- [Problem requirements] Every line holding the string "letter" should be copied from the listing.

[Recorded data — start]

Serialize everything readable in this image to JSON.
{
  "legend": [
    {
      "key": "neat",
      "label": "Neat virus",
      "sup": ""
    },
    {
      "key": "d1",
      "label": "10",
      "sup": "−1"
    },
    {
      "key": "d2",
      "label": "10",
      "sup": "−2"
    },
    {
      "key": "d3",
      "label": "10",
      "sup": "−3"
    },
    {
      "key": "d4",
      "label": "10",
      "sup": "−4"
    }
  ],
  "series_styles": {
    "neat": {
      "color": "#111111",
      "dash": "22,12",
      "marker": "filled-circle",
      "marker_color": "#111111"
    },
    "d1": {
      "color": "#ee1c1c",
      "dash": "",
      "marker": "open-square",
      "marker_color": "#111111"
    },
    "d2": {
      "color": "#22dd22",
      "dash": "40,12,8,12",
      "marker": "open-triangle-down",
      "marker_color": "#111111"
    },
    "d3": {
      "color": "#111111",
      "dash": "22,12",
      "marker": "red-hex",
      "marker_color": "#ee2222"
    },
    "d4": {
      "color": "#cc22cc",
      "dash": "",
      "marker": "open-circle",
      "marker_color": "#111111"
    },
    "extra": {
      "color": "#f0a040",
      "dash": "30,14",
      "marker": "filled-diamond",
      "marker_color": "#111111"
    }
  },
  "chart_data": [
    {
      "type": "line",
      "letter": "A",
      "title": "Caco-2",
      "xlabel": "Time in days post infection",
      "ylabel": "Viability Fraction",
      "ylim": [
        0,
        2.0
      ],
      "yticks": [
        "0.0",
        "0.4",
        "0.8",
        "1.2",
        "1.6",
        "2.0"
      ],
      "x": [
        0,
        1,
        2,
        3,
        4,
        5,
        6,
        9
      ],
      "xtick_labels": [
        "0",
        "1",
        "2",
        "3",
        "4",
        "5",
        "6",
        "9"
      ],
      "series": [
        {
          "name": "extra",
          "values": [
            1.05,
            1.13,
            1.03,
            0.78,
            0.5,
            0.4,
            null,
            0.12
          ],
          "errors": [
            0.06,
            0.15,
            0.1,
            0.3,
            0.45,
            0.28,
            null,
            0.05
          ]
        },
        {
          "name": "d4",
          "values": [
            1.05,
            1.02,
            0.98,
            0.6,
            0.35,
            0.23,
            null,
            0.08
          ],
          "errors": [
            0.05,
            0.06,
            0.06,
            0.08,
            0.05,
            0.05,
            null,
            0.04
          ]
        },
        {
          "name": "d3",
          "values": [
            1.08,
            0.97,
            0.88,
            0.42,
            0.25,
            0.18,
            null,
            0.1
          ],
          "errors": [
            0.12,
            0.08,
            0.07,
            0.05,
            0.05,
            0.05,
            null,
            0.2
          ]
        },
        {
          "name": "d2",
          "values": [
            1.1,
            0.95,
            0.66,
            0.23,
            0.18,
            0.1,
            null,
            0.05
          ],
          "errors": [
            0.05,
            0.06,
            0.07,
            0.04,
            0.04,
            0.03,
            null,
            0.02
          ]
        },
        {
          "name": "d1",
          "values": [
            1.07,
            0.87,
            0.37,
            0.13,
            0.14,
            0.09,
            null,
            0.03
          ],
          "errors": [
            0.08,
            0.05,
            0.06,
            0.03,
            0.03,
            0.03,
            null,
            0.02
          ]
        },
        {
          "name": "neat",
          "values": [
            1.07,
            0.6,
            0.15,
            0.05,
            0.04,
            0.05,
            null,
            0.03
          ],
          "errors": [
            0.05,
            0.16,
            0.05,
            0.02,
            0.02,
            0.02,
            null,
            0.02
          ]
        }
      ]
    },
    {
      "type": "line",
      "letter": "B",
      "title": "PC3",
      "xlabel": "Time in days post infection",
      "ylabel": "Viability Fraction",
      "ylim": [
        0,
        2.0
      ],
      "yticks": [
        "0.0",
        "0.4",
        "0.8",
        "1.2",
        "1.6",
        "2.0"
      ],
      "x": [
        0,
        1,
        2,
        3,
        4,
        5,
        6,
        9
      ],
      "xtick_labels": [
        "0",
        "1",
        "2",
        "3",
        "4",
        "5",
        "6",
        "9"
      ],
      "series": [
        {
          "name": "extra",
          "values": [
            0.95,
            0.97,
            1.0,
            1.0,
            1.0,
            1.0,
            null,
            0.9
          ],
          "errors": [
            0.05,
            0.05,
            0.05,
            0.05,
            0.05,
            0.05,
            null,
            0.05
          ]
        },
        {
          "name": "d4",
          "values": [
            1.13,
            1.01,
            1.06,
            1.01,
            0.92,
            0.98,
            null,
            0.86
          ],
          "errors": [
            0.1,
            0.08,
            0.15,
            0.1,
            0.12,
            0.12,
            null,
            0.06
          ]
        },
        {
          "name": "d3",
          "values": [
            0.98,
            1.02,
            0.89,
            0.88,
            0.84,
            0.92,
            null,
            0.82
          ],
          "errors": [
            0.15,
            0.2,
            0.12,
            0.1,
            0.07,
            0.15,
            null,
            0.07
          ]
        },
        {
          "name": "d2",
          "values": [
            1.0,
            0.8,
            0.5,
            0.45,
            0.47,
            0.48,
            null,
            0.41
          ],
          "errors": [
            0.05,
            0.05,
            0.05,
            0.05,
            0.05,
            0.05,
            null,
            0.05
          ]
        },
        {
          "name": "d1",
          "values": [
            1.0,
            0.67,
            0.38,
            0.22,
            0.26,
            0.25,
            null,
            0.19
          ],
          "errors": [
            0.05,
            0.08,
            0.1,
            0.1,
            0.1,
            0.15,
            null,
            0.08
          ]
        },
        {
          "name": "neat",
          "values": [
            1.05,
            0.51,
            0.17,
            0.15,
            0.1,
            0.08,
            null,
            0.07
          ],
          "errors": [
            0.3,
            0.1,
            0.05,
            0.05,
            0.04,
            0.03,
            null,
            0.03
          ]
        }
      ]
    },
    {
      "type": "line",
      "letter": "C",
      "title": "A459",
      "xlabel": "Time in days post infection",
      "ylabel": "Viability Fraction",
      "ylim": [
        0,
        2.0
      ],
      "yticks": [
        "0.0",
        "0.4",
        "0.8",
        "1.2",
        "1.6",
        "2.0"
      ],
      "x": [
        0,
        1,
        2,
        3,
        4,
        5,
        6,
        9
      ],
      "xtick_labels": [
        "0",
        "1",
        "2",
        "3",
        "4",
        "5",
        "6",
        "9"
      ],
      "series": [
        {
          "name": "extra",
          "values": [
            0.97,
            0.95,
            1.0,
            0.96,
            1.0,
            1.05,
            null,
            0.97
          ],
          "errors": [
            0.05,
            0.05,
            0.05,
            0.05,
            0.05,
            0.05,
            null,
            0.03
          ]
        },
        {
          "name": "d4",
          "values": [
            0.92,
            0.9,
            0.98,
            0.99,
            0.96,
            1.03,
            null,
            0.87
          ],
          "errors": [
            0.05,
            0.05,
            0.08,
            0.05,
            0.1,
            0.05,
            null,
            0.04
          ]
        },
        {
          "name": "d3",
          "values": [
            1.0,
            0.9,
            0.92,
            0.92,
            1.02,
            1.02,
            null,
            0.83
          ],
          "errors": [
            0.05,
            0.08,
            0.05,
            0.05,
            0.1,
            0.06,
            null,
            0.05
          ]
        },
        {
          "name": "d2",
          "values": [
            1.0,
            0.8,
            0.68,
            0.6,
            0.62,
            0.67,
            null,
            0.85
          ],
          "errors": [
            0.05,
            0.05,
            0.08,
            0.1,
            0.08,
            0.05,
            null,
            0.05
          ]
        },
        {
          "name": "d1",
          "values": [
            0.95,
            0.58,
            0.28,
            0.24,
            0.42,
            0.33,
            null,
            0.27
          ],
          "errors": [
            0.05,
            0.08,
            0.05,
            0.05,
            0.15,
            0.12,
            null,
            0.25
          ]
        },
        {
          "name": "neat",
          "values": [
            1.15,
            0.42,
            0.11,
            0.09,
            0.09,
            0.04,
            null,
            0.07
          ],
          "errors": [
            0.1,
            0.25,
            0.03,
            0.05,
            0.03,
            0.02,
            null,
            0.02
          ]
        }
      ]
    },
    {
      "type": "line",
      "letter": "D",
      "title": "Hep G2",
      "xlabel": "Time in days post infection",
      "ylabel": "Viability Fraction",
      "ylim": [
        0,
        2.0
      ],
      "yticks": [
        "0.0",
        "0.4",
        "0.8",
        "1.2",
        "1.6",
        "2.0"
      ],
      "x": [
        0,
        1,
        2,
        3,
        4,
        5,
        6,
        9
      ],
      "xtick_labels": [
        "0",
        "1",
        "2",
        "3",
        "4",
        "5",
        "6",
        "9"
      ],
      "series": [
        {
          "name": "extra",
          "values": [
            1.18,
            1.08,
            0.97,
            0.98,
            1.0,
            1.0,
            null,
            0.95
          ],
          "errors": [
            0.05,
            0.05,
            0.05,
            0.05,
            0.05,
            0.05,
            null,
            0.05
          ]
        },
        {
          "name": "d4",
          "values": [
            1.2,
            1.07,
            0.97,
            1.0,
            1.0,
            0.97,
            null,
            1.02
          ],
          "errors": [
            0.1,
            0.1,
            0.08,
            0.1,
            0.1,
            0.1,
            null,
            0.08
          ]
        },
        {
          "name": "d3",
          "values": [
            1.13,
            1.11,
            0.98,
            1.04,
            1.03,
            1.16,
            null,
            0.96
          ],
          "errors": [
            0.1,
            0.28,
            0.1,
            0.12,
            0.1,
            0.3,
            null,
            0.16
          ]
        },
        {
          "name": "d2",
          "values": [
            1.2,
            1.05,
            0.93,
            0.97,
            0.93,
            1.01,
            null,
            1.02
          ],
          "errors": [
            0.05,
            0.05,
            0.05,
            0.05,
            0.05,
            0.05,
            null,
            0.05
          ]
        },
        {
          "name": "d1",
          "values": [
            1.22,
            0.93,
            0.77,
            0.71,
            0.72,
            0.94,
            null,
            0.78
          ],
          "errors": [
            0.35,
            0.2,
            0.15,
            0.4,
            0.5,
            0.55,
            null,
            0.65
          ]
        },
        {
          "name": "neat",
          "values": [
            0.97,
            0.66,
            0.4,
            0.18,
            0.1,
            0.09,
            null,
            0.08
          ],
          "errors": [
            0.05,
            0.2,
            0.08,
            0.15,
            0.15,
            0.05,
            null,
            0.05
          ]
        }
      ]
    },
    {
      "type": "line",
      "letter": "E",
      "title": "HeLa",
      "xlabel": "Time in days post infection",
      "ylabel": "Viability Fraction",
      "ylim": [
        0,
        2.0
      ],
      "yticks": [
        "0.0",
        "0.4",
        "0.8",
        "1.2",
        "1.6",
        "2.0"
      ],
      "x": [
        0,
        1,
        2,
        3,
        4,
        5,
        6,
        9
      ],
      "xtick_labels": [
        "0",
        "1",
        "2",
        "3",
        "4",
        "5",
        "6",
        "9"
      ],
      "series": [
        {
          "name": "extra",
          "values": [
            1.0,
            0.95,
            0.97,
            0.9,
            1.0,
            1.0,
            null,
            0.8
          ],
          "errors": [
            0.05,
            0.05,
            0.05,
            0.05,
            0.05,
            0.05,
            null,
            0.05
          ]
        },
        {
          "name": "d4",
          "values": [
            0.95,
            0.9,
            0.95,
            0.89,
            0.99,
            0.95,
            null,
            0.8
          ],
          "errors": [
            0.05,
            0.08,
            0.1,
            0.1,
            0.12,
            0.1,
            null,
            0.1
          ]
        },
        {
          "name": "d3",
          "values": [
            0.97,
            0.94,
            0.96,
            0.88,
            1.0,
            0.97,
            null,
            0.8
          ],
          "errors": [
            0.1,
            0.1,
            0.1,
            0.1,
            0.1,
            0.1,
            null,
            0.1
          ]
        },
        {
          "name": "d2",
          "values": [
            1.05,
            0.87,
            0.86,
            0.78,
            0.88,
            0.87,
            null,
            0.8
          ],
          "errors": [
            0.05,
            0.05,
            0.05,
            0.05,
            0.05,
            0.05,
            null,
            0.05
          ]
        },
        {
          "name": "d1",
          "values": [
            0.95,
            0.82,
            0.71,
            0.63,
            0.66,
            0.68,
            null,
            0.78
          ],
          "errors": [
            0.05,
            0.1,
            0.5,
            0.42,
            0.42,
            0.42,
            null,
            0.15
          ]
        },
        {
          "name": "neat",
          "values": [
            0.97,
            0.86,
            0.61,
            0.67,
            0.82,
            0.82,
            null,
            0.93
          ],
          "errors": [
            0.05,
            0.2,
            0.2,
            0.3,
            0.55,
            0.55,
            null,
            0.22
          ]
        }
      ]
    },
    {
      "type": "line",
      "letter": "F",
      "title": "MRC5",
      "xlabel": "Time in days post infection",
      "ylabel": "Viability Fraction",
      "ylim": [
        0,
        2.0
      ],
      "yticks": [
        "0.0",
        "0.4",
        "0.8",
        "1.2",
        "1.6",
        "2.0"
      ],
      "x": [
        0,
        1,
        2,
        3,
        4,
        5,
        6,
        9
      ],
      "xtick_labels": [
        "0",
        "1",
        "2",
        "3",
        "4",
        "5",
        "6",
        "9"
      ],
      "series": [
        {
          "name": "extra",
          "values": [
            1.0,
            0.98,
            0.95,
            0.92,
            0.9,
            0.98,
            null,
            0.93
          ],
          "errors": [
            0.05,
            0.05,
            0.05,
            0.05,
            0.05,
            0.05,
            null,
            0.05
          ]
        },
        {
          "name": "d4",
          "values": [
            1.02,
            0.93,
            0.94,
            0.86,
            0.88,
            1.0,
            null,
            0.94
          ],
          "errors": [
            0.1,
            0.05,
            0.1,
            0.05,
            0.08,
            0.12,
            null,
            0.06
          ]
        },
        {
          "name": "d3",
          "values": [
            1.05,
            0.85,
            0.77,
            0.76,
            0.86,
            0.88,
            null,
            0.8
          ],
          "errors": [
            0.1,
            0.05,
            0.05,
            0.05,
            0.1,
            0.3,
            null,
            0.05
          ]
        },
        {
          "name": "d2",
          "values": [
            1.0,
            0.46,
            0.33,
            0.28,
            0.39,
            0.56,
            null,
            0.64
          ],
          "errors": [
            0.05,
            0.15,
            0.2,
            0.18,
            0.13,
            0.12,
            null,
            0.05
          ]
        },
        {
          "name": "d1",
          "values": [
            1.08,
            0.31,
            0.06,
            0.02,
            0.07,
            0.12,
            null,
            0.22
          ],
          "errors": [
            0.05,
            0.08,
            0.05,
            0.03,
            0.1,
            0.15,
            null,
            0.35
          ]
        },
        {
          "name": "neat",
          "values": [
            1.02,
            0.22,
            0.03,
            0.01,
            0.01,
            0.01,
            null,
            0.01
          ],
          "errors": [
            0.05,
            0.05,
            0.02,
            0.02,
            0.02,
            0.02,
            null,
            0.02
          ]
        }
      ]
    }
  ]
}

[Recorded data — finish]

- [Solution for this exercise]
      "letter": "A",
      "letter": "B",
      "letter": "C",
      "letter": "D",
      "letter": "E",
      "letter": "F",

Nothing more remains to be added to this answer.